======== DATA SECTION ========

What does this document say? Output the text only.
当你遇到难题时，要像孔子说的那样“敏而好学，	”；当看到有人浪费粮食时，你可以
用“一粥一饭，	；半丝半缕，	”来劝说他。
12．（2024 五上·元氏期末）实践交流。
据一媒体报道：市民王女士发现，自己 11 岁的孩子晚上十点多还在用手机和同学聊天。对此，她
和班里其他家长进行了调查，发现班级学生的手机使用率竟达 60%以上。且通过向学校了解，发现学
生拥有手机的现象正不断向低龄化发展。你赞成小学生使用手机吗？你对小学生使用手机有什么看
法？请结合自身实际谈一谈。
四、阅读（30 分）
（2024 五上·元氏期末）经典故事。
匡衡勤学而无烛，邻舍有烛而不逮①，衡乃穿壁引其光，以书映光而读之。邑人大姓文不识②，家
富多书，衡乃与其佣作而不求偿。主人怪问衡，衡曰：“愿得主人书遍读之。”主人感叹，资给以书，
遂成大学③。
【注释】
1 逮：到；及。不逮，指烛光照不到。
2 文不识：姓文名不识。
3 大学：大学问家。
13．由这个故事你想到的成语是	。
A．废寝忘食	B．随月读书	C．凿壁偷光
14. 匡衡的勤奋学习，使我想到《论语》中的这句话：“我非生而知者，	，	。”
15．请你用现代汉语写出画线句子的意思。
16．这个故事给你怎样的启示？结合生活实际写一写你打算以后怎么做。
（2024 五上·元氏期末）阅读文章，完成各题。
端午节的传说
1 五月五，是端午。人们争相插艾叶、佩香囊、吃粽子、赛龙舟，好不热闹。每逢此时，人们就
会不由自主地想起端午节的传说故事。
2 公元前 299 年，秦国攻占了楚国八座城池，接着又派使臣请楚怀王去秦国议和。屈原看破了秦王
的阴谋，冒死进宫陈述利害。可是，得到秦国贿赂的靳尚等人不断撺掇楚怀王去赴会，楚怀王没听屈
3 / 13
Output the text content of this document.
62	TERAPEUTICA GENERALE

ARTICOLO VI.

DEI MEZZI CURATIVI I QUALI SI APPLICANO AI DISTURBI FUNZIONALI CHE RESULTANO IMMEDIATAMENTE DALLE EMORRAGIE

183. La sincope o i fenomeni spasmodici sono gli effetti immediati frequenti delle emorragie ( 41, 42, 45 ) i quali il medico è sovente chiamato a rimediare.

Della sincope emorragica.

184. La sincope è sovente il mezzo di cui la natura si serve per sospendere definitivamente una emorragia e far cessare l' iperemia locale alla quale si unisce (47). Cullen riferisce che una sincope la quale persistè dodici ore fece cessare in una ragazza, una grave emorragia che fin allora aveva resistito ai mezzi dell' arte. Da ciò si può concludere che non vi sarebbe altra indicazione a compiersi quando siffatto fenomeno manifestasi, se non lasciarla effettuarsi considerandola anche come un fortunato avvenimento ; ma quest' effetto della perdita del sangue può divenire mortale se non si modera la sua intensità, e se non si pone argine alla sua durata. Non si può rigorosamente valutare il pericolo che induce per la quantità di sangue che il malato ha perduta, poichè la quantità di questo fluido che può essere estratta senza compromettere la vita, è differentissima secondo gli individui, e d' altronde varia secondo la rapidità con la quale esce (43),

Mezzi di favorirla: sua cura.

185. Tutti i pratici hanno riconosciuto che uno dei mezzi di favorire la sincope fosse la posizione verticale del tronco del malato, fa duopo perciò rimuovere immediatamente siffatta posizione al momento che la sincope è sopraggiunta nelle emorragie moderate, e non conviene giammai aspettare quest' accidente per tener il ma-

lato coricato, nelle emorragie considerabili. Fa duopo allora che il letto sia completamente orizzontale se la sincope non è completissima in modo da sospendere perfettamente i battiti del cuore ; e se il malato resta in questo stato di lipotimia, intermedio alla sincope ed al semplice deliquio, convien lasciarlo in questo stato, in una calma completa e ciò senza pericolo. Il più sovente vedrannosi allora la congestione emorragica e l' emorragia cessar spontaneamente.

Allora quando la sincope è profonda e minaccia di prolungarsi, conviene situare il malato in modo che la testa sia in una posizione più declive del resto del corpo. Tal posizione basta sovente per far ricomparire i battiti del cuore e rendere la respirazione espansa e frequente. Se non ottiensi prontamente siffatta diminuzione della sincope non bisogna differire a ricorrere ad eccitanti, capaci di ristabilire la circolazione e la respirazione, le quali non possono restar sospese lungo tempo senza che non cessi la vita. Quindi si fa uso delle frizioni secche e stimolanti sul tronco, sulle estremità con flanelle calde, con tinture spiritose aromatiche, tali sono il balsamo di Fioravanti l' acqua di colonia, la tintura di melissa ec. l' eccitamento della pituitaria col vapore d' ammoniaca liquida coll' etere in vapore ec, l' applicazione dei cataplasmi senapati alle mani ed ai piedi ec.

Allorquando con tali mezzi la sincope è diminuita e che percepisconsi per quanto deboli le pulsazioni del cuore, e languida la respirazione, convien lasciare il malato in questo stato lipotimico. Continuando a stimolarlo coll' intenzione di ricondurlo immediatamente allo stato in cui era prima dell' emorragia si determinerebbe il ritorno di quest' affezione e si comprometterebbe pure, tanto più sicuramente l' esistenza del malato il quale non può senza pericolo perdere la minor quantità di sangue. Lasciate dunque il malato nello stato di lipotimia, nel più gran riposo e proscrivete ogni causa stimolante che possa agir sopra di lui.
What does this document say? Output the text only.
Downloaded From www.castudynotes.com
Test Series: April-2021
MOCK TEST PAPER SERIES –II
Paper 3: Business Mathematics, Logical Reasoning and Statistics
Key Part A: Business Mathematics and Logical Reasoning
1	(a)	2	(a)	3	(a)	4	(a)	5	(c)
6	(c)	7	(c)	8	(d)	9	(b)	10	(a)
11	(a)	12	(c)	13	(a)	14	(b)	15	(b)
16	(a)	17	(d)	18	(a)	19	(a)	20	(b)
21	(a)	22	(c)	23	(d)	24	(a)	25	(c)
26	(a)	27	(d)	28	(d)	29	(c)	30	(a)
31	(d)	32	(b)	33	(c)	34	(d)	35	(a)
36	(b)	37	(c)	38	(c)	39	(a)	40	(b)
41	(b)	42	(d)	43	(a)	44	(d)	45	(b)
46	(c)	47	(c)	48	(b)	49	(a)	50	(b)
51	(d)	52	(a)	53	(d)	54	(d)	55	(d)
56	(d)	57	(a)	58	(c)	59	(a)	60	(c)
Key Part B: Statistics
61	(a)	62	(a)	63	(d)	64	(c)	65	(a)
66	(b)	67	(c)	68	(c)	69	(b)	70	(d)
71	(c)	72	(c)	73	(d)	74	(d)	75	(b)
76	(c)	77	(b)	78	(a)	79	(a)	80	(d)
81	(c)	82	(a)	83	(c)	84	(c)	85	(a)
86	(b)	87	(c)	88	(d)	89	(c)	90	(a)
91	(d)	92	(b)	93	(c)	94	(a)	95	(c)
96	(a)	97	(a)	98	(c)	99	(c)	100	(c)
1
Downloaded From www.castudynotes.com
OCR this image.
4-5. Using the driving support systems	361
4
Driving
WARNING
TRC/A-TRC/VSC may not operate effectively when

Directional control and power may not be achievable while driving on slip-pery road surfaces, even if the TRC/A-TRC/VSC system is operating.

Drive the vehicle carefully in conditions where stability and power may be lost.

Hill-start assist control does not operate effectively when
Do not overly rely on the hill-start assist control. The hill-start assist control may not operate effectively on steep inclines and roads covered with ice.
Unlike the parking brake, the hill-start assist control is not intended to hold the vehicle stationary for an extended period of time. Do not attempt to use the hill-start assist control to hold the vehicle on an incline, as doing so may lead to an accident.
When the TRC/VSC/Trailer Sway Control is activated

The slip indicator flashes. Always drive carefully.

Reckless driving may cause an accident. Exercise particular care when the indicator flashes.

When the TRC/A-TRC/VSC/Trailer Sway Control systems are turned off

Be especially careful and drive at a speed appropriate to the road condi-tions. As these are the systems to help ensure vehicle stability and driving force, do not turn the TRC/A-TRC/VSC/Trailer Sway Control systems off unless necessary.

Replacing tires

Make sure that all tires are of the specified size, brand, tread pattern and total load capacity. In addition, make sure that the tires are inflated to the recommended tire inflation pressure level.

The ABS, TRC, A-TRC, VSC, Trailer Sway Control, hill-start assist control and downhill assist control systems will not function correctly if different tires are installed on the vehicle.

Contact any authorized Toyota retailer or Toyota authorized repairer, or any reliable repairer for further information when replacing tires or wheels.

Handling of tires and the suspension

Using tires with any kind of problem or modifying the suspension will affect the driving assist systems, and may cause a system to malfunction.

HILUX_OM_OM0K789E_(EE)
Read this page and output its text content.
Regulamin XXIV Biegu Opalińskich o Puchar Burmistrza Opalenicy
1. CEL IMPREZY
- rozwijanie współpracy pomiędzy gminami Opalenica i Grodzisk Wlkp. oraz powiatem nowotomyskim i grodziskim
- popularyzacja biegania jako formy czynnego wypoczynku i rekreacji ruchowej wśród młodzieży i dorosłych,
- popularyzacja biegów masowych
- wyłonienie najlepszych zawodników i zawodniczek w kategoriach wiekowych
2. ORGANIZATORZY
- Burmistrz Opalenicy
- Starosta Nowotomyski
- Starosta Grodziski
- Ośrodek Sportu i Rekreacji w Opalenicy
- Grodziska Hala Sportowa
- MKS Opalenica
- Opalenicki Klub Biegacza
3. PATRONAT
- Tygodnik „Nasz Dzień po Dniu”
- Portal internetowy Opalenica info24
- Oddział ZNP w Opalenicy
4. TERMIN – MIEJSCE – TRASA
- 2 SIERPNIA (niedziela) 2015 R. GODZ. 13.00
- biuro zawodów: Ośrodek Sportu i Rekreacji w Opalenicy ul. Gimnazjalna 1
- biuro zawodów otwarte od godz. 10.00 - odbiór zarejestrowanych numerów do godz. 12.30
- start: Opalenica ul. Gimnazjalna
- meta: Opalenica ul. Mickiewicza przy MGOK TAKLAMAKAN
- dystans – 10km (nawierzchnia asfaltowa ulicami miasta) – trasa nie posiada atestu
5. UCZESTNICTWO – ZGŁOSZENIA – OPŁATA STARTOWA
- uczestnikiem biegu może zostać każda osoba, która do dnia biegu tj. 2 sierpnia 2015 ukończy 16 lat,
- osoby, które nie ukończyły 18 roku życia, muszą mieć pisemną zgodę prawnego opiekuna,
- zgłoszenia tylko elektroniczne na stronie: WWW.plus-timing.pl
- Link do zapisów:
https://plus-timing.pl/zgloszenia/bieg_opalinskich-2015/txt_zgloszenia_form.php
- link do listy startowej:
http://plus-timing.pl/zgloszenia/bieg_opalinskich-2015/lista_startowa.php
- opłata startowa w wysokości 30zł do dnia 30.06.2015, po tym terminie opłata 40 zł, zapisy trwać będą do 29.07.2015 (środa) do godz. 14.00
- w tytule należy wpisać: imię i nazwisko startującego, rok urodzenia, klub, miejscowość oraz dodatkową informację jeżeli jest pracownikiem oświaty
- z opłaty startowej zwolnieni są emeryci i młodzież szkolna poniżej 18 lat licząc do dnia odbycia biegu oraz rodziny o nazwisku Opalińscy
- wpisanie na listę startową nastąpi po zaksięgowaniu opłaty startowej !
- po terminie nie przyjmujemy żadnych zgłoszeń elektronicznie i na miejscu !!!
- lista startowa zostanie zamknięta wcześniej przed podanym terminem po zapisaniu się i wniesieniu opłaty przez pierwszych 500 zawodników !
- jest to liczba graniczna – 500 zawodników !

========

◆ TASK GOAL:
Return a copy of every line that includes the word "stato".

◆ RESULT BELOW:
lato coricato, nelle emorragie considerabili. Fa duopo allora che il letto sia completamente orizzontale se la sincope non è completissima in modo da sospendere perfettamente i battiti del cuore ; e se il malato resta in questo stato di lipotimia, intermedio alla sincope ed al semplice deliquio, convien lasciarlo in questo stato, in una calma completa e ciò senza pericolo. Il più sovente vedrannosi allora la congestione emorragica e l' emorragia cessar spontaneamente.
Allorquando con tali mezzi la sincope è diminuita e che percepisconsi per quanto deboli le pulsazioni del cuore, e languida la respirazione, convien lasciare il malato in questo stato lipotimico. Continuando a stimolarlo coll' intenzione di ricondurlo immediatamente allo stato in cui era prima dell' emorragia si determinerebbe il ritorno di quest' affezione e si comprometterebbe pure, tanto più sicuramente l' esistenza del malato il quale non può senza pericolo perdere la minor quantità di sangue. Lasciate dunque il malato nello stato di lipotimia, nel più gran riposo e proscrivete ogni causa stimolante che possa agir sopra di lui.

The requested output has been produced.